- [SHORT PROBLEM]: What follows is a set of records; repeat all of them exactly.

Data records:
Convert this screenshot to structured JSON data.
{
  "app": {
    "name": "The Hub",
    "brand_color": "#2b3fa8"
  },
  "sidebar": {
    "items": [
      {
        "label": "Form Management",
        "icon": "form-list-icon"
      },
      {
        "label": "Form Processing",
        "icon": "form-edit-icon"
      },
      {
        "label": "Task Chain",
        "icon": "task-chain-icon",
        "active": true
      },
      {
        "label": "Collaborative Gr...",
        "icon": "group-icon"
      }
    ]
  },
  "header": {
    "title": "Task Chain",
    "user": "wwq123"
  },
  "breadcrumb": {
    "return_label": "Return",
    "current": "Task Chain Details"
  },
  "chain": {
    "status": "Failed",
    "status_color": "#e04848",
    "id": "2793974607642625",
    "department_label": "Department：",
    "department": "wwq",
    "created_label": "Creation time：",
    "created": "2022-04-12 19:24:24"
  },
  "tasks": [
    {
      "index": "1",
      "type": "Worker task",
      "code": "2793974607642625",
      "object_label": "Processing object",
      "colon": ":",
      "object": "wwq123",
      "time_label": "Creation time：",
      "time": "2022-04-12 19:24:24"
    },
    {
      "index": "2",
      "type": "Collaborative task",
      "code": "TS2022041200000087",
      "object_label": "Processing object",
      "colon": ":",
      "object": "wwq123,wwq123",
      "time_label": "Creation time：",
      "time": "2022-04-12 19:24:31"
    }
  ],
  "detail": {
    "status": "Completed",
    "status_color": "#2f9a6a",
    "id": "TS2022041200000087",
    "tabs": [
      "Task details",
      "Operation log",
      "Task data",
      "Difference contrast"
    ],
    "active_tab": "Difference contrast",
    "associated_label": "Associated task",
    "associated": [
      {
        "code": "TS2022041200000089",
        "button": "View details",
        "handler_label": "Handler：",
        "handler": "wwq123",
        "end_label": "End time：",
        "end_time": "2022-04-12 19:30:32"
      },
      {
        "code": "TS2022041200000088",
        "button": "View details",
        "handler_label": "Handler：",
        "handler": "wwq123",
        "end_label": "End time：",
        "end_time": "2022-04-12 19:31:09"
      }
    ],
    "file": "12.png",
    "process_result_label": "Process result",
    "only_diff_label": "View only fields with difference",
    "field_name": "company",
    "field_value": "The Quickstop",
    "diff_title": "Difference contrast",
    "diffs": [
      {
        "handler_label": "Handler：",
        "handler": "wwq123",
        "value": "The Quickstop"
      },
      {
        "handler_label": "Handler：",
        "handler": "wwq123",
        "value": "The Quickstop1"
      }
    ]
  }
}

- [EXPECTED ANSWER]:
Convert this screenshot to structured JSON data.
{
  "app": {
    "name": "The Hub",
    "brand_color": "#2b3fa8"
  },
  "sidebar": {
    "items": [
      {
        "label": "Form Management",
        "icon": "form-list-icon"
      },
      {
        "label": "Form Processing",
        "icon": "form-edit-icon"
      },
      {
        "label": "Task Chain",
        "icon": "task-chain-icon",
        "active": true
      },
      {
        "label": "Collaborative Gr...",
        "icon": "group-icon"
      }
    ]
  },
  "header": {
    "title": "Task Chain",
    "user": "wwq123"
  },
  "breadcrumb": {
    "return_label": "Return",
    "current": "Task Chain Details"
  },
  "chain": {
    "status": "Failed",
    "status_color": "#e04848",
    "id": "2793974607642625",
    "department_label": "Department：",
    "department": "wwq",
    "created_label": "Creation time：",
    "created": "2022-04-12 19:24:24"
  },
  "tasks": [
    {
      "index": "1",
      "type": "Worker task",
      "code": "2793974607642625",
      "object_label": "Processing object",
      "colon": ":",
      "object": "wwq123",
      "time_label": "Creation time：",
      "time": "2022-04-12 19:24:24"
    },
    {
      "index": "2",
      "type": "Collaborative task",
      "code": "TS2022041200000087",
      "object_label": "Processing object",
      "colon": ":",
      "object": "wwq123,wwq123",
      "time_label": "Creation time：",
      "time": "2022-04-12 19:24:31"
    }
  ],
  "detail": {
    "status": "Completed",
    "status_color": "#2f9a6a",
    "id": "TS2022041200000087",
    "tabs": [
      "Task details",
      "Operation log",
      "Task data",
      "Difference contrast"
    ],
    "active_tab": "Difference contrast",
    "associated_label": "Associated task",
    "associated": [
      {
        "code": "TS2022041200000089",
        "button": "View details",
        "handler_label": "Handler：",
        "handler": "wwq123",
        "end_label": "End time：",
        "end_time": "2022-04-12 19:30:32"
      },
      {
        "code": "TS2022041200000088",
        "button": "View details",
        "handler_label": "Handler：",
        "handler": "wwq123",
        "end_label": "End time：",
        "end_time": "2022-04-12 19:31:09"
      }
    ],
    "file": "12.png",
    "process_result_label": "Process result",
    "only_diff_label": "View only fields with difference",
    "field_name": "company",
    "field_value": "The Quickstop",
    "diff_title": "Difference contrast",
    "diffs": [
      {
        "handler_label": "Handler：",
        "handler": "wwq123",
        "value": "The Quickstop"
      },
      {
        "handler_label": "Handler：",
        "handler": "wwq123",
        "value": "The Quickstop1"
      }
    ]
  }
}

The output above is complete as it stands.